===== Given data
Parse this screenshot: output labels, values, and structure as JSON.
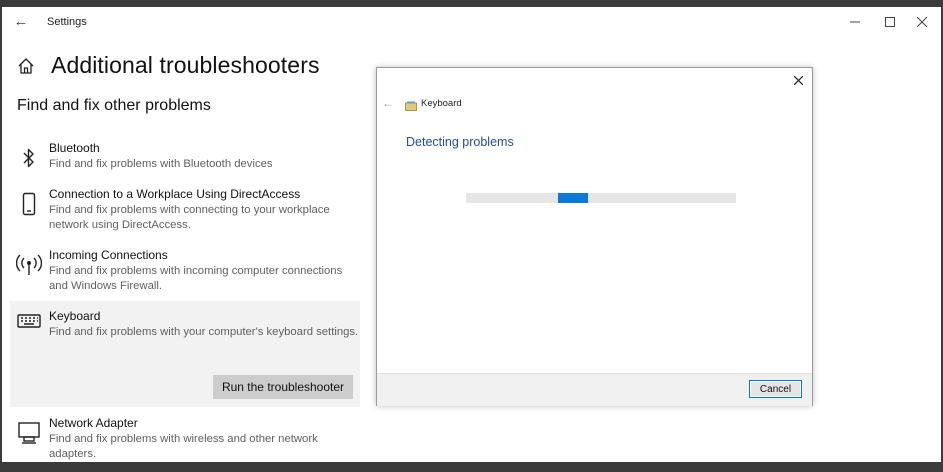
{
  "window": {
    "title": "Settings",
    "controls": {
      "minimize": "minimize",
      "maximize": "maximize",
      "close": "close"
    }
  },
  "page": {
    "title": "Additional troubleshooters",
    "section_title": "Find and fix other problems"
  },
  "troubleshooters": [
    {
      "icon": "bluetooth-icon",
      "name": "Bluetooth",
      "description": "Find and fix problems with Bluetooth devices"
    },
    {
      "icon": "phone-icon",
      "name": "Connection to a Workplace Using DirectAccess",
      "description": "Find and fix problems with connecting to your workplace network using DirectAccess."
    },
    {
      "icon": "antenna-icon",
      "name": "Incoming Connections",
      "description": "Find and fix problems with incoming computer connections and Windows Firewall."
    },
    {
      "icon": "keyboard-icon",
      "name": "Keyboard",
      "description": "Find and fix problems with your computer's keyboard settings.",
      "selected": true,
      "action_label": "Run the troubleshooter"
    },
    {
      "icon": "network-adapter-icon",
      "name": "Network Adapter",
      "description": "Find and fix problems with wireless and other network adapters."
    }
  ],
  "dialog": {
    "title": "Keyboard",
    "heading": "Detecting problems",
    "progress": "indeterminate",
    "cancel_label": "Cancel"
  },
  "colors": {
    "accent": "#0078d7",
    "dialog_heading": "#1f4e99",
    "selected_bg": "#f2f2f2",
    "button_bg": "#cccccc"
  }
}
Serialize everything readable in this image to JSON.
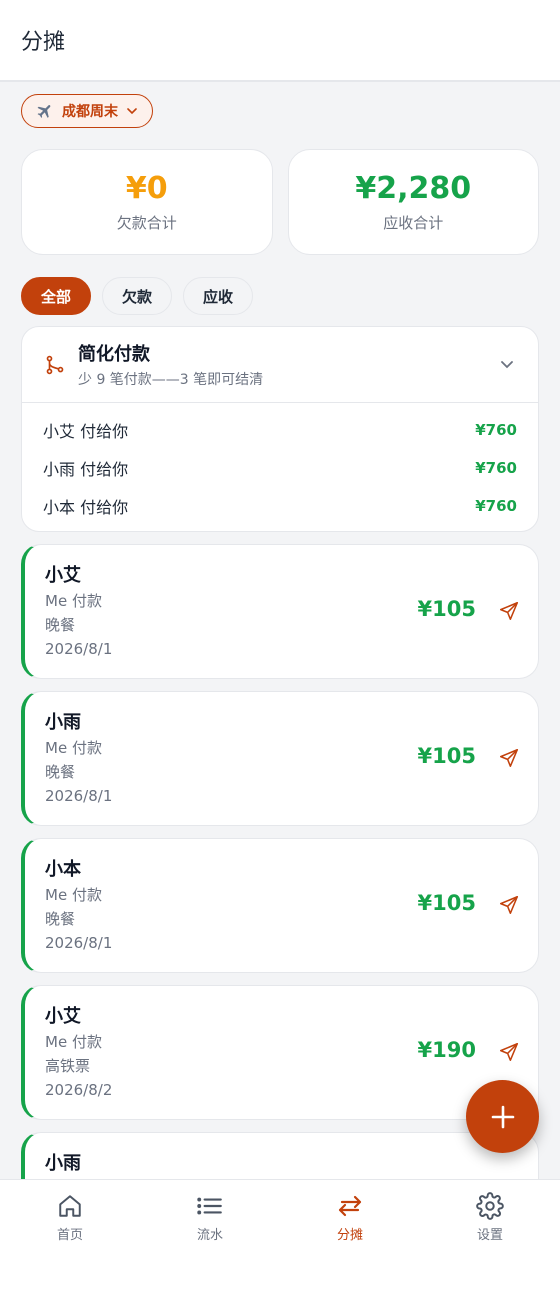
{
  "header": {
    "title": "分摊"
  },
  "trip": {
    "label": "成都周末"
  },
  "summary": {
    "owe": {
      "value": "¥0",
      "label": "欠款合计"
    },
    "receive": {
      "value": "¥2,280",
      "label": "应收合计"
    }
  },
  "filters": [
    {
      "label": "全部",
      "active": true
    },
    {
      "label": "欠款",
      "active": false
    },
    {
      "label": "应收",
      "active": false
    }
  ],
  "simplify": {
    "title": "简化付款",
    "subtitle": "少 9 笔付款——3 笔即可结清",
    "rows": [
      {
        "name": "小艾 付给你",
        "amount": "¥760"
      },
      {
        "name": "小雨 付给你",
        "amount": "¥760"
      },
      {
        "name": "小本 付给你",
        "amount": "¥760"
      }
    ]
  },
  "transactions": [
    {
      "name": "小艾",
      "payer": "Me 付款",
      "desc": "晚餐",
      "date": "2026/8/1",
      "amount": "¥105"
    },
    {
      "name": "小雨",
      "payer": "Me 付款",
      "desc": "晚餐",
      "date": "2026/8/1",
      "amount": "¥105"
    },
    {
      "name": "小本",
      "payer": "Me 付款",
      "desc": "晚餐",
      "date": "2026/8/1",
      "amount": "¥105"
    },
    {
      "name": "小艾",
      "payer": "Me 付款",
      "desc": "高铁票",
      "date": "2026/8/2",
      "amount": "¥190"
    },
    {
      "name": "小雨",
      "payer": "",
      "desc": "",
      "date": "",
      "amount": ""
    }
  ],
  "nav": [
    {
      "label": "首页",
      "icon": "home-icon"
    },
    {
      "label": "流水",
      "icon": "list-icon"
    },
    {
      "label": "分摊",
      "icon": "swap-icon",
      "active": true
    },
    {
      "label": "设置",
      "icon": "gear-icon"
    }
  ],
  "colors": {
    "accent": "#c2410c",
    "positive": "#16a34a",
    "warning": "#f59e0b"
  }
}
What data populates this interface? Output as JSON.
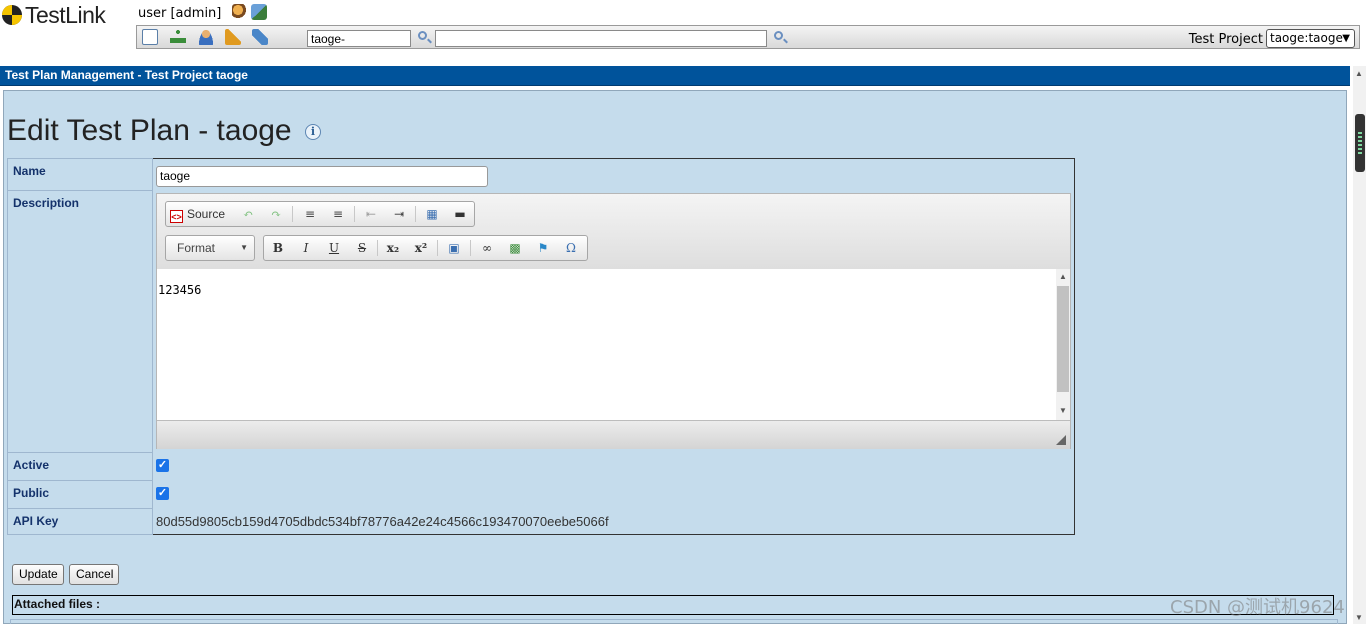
{
  "app": {
    "logo_text": "TestLink",
    "user_label": "user [admin]"
  },
  "toolbar": {
    "icons": [
      "home-icon",
      "sitemap-icon",
      "user-icon",
      "events-icon",
      "feather-icon"
    ],
    "search_tc_value": "taoge-",
    "search_all_value": "",
    "test_project_label": "Test Project",
    "test_project_selected": "taoge:taoge"
  },
  "title_bar": {
    "text": "Test Plan Management - Test Project taoge"
  },
  "main": {
    "page_title": "Edit Test Plan - taoge",
    "fields": {
      "name_label": "Name",
      "name_value": "taoge",
      "description_label": "Description",
      "active_label": "Active",
      "active_checked": true,
      "public_label": "Public",
      "public_checked": true,
      "api_key_label": "API Key",
      "api_key_value": "80d55d9805cb159d4705dbdc534bf78776a42e24c4566c193470070eebe5066f"
    },
    "editor": {
      "source_label": "Source",
      "format_label": "Format",
      "content": "123456"
    },
    "buttons": {
      "update": "Update",
      "cancel": "Cancel"
    },
    "attached_files_label": "Attached files :"
  },
  "watermark": "CSDN @测试机9624",
  "colors": {
    "title_bar": "#00539b",
    "workframe_bg": "#c5dcec",
    "label_text": "#14326b",
    "checkbox": "#1a73e8"
  }
}
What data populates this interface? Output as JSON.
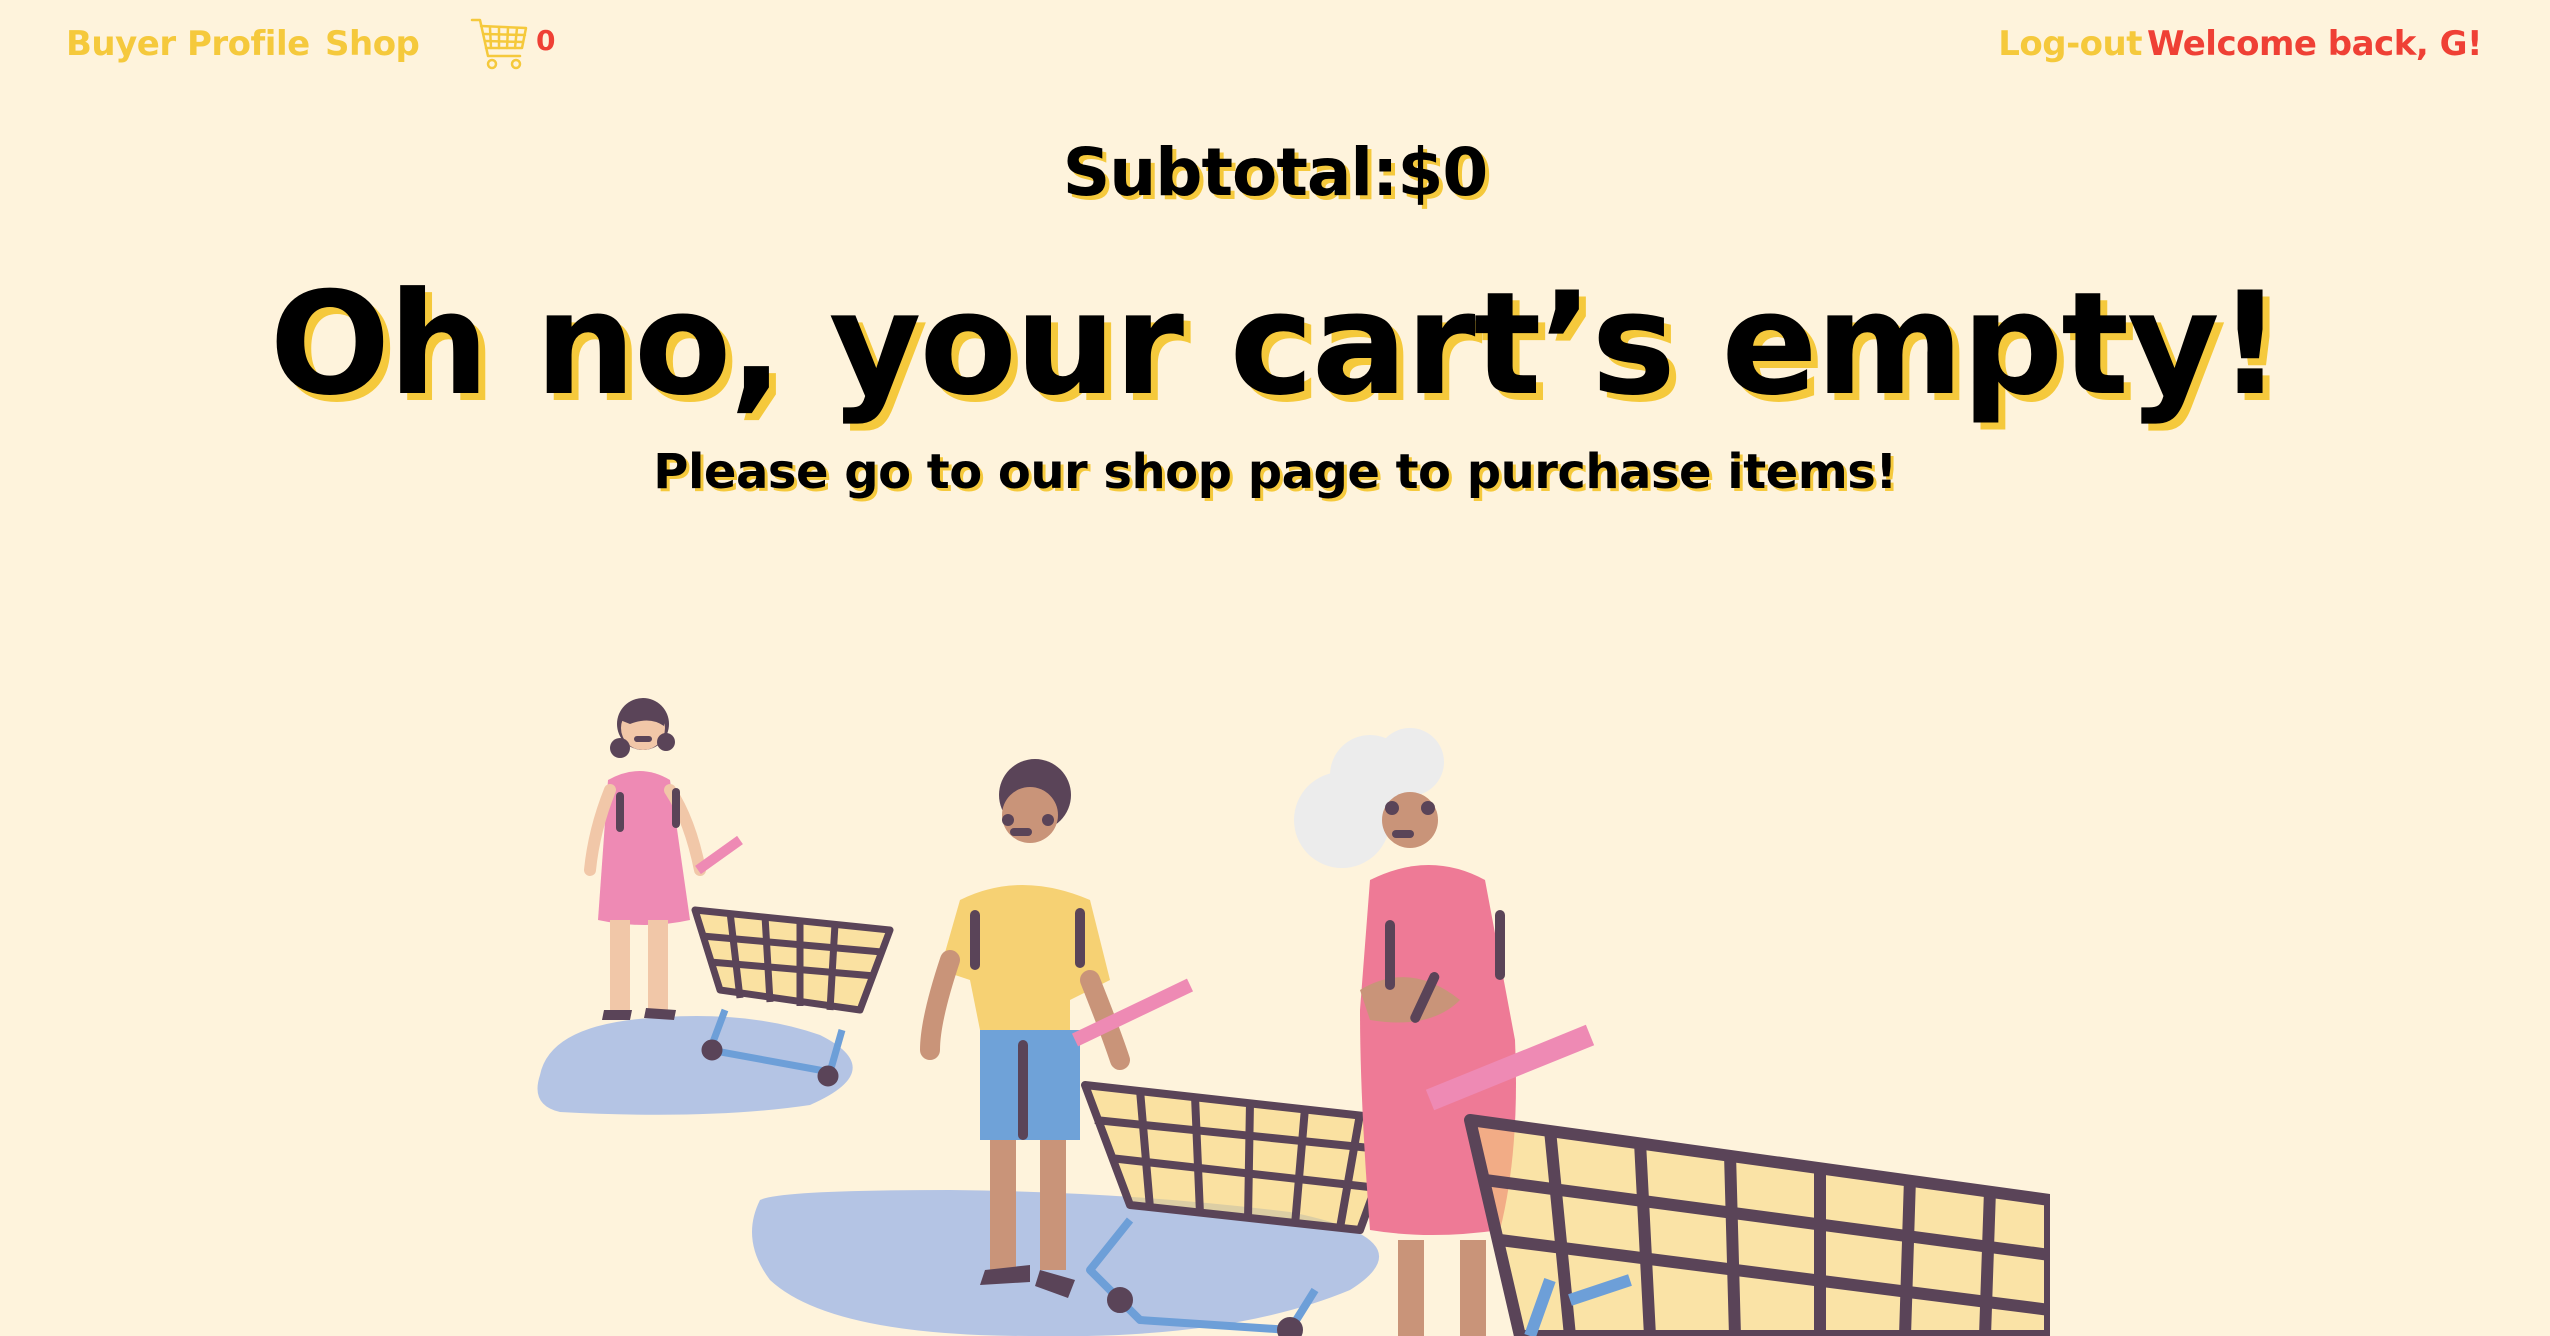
==========
Objective: Write out the material above again, word for word, minus its pictures.

Right answer:
Parse this screenshot: output labels, values, and structure as JSON.
{
  "window": {
    "title": "Settings",
    "controls": {
      "minimize": "minimize",
      "maximize": "maximize",
      "close": "close"
    }
  },
  "page": {
    "title": "Additional troubleshooters",
    "section_title": "Find and fix other problems"
  },
  "troubleshooters": [
    {
      "icon": "bluetooth-icon",
      "name": "Bluetooth",
      "description": "Find and fix problems with Bluetooth devices"
    },
    {
      "icon": "phone-icon",
      "name": "Connection to a Workplace Using DirectAccess",
      "description": "Find and fix problems with connecting to your workplace network using DirectAccess."
    },
    {
      "icon": "antenna-icon",
      "name": "Incoming Connections",
      "description": "Find and fix problems with incoming computer connections and Windows Firewall."
    },
    {
      "icon": "keyboard-icon",
      "name": "Keyboard",
      "description": "Find and fix problems with your computer's keyboard settings.",
      "selected": true,
      "action_label": "Run the troubleshooter"
    },
    {
      "icon": "network-adapter-icon",
      "name": "Network Adapter",
      "description": "Find and fix problems with wireless and other network adapters."
    }
  ],
  "dialog": {
    "title": "Keyboard",
    "heading": "Detecting problems",
    "progress": "indeterminate",
    "cancel_label": "Cancel"
  },
  "colors": {
    "accent": "#0078d7",
    "dialog_heading": "#1f4e99",
    "selected_bg": "#f2f2f2",
    "button_bg": "#cccccc"
  }
}
Serialize everything readable in this image to JSON.
{
  "header": {
    "title": "分摊"
  },
  "trip": {
    "label": "成都周末"
  },
  "summary": {
    "owe": {
      "value": "¥0",
      "label": "欠款合计"
    },
    "receive": {
      "value": "¥2,280",
      "label": "应收合计"
    }
  },
  "filters": [
    {
      "label": "全部",
      "active": true
    },
    {
      "label": "欠款",
      "active": false
    },
    {
      "label": "应收",
      "active": false
    }
  ],
  "simplify": {
    "title": "简化付款",
    "subtitle": "少 9 笔付款——3 笔即可结清",
    "rows": [
      {
        "name": "小艾 付给你",
        "amount": "¥760"
      },
      {
        "name": "小雨 付给你",
        "amount": "¥760"
      },
      {
        "name": "小本 付给你",
        "amount": "¥760"
      }
    ]
  },
  "transactions": [
    {
      "name": "小艾",
      "payer": "Me 付款",
      "desc": "晚餐",
      "date": "2026/8/1",
      "amount": "¥105"
    },
    {
      "name": "小雨",
      "payer": "Me 付款",
      "desc": "晚餐",
      "date": "2026/8/1",
      "amount": "¥105"
    },
    {
      "name": "小本",
      "payer": "Me 付款",
      "desc": "晚餐",
      "date": "2026/8/1",
      "amount": "¥105"
    },
    {
      "name": "小艾",
      "payer": "Me 付款",
      "desc": "高铁票",
      "date": "2026/8/2",
      "amount": "¥190"
    },
    {
      "name": "小雨",
      "payer": "",
      "desc": "",
      "date": "",
      "amount": ""
    }
  ],
  "nav": [
    {
      "label": "首页",
      "icon": "home-icon"
    },
    {
      "label": "流水",
      "icon": "list-icon"
    },
    {
      "label": "分摊",
      "icon": "swap-icon",
      "active": true
    },
    {
      "label": "设置",
      "icon": "gear-icon"
    }
  ],
  "colors": {
    "accent": "#c2410c",
    "positive": "#16a34a",
    "warning": "#f59e0b"
  }
}
What data populates this interface? Output as JSON.
{
  "app": {
    "logo_text": "TestLink",
    "user_label": "user [admin]"
  },
  "toolbar": {
    "icons": [
      "home-icon",
      "sitemap-icon",
      "user-icon",
      "events-icon",
      "feather-icon"
    ],
    "search_tc_value": "taoge-",
    "search_all_value": "",
    "test_project_label": "Test Project",
    "test_project_selected": "taoge:taoge"
  },
  "title_bar": {
    "text": "Test Plan Management - Test Project taoge"
  },
  "main": {
    "page_title": "Edit Test Plan - taoge",
    "fields": {
      "name_label": "Name",
      "name_value": "taoge",
      "description_label": "Description",
      "active_label": "Active",
      "active_checked": true,
      "public_label": "Public",
      "public_checked": true,
      "api_key_label": "API Key",
      "api_key_value": "80d55d9805cb159d4705dbdc534bf78776a42e24c4566c193470070eebe5066f"
    },
    "editor": {
      "source_label": "Source",
      "format_label": "Format",
      "content": "123456"
    },
    "buttons": {
      "update": "Update",
      "cancel": "Cancel"
    },
    "attached_files_label": "Attached files :"
  },
  "watermark": "CSDN @测试机9624",
  "colors": {
    "title_bar": "#00539b",
    "workframe_bg": "#c5dcec",
    "label_text": "#14326b",
    "checkbox": "#1a73e8"
  }
}
What data populates this interface? Output as JSON.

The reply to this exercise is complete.